--- Begin TASK INPUT ---
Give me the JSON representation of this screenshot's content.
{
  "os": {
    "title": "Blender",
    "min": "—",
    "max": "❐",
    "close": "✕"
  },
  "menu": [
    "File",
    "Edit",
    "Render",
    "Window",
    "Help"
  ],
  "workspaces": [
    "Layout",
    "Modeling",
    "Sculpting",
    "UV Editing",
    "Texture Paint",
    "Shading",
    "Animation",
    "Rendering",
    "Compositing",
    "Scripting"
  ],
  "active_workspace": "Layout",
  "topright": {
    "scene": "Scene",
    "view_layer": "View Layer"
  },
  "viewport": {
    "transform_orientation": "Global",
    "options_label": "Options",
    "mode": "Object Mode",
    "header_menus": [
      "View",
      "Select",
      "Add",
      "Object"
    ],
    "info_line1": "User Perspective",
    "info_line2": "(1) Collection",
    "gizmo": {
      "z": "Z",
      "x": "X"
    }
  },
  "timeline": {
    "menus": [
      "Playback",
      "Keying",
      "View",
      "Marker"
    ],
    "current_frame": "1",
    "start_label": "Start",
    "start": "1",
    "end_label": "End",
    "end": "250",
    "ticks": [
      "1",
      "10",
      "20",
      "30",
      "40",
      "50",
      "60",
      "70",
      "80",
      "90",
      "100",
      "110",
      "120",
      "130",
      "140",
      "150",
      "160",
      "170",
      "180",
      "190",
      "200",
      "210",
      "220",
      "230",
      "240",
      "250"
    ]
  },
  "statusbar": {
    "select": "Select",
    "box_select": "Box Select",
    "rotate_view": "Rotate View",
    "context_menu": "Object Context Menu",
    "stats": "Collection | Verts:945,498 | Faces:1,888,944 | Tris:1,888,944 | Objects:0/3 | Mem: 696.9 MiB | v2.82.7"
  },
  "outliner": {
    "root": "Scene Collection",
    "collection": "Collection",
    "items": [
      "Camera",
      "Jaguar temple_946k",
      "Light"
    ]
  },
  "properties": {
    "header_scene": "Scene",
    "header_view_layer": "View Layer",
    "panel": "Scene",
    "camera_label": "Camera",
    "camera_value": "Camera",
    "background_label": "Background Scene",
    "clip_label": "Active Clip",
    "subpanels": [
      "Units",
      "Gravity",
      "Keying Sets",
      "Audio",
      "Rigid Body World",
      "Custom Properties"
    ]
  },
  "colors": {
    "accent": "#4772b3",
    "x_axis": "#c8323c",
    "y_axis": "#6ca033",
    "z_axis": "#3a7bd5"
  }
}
--- End TASK INPUT ---
**REQUEST:** Gather up every line in the data above that contains the word "Collection", copying each one.

**RESULT:**
    "info_line2": "(1) Collection",
    "stats": "Collection | Verts:945,498 | Faces:1,888,944 | Tris:1,888,944 | Objects:0/3 | Mem: 696.9 MiB | v2.82.7"
    "root": "Scene Collection",
    "collection": "Collection",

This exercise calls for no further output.